## Begin Material for this exercise

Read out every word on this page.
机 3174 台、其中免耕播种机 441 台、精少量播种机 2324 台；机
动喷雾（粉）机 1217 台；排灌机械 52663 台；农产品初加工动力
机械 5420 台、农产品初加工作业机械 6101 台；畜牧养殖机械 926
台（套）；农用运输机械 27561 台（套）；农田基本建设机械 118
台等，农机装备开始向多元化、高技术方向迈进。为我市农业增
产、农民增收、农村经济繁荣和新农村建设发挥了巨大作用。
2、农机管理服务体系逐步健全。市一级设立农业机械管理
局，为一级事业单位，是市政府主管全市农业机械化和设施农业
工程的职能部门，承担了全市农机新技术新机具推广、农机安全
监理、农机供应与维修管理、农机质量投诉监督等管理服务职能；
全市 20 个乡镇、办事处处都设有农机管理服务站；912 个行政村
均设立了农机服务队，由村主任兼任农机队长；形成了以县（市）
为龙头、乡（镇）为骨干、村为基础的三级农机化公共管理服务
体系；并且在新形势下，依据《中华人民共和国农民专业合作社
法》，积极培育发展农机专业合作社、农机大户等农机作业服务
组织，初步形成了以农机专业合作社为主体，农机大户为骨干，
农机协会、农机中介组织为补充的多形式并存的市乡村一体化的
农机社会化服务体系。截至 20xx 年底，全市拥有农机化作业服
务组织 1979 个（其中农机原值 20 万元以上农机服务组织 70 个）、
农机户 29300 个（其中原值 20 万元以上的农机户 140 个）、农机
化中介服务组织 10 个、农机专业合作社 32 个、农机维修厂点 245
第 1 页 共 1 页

## End Material for this exercise

**Exercise description**
Repeat the records above in full, character for character.

**Right answer**
Read out every word on this page.
机 3174 台、其中免耕播种机 441 台、精少量播种机 2324 台；机
动喷雾（粉）机 1217 台；排灌机械 52663 台；农产品初加工动力
机械 5420 台、农产品初加工作业机械 6101 台；畜牧养殖机械 926
台（套）；农用运输机械 27561 台（套）；农田基本建设机械 118
台等，农机装备开始向多元化、高技术方向迈进。为我市农业增
产、农民增收、农村经济繁荣和新农村建设发挥了巨大作用。
2、农机管理服务体系逐步健全。市一级设立农业机械管理
局，为一级事业单位，是市政府主管全市农业机械化和设施农业
工程的职能部门，承担了全市农机新技术新机具推广、农机安全
监理、农机供应与维修管理、农机质量投诉监督等管理服务职能；
全市 20 个乡镇、办事处处都设有农机管理服务站；912 个行政村
均设立了农机服务队，由村主任兼任农机队长；形成了以县（市）
为龙头、乡（镇）为骨干、村为基础的三级农机化公共管理服务
体系；并且在新形势下，依据《中华人民共和国农民专业合作社
法》，积极培育发展农机专业合作社、农机大户等农机作业服务
组织，初步形成了以农机专业合作社为主体，农机大户为骨干，
农机协会、农机中介组织为补充的多形式并存的市乡村一体化的
农机社会化服务体系。截至 20xx 年底，全市拥有农机化作业服
务组织 1979 个（其中农机原值 20 万元以上农机服务组织 70 个）、
农机户 29300 个（其中原值 20 万元以上的农机户 140 个）、农机
化中介服务组织 10 个、农机专业合作社 32 个、农机维修厂点 245
第 1 页 共 1 页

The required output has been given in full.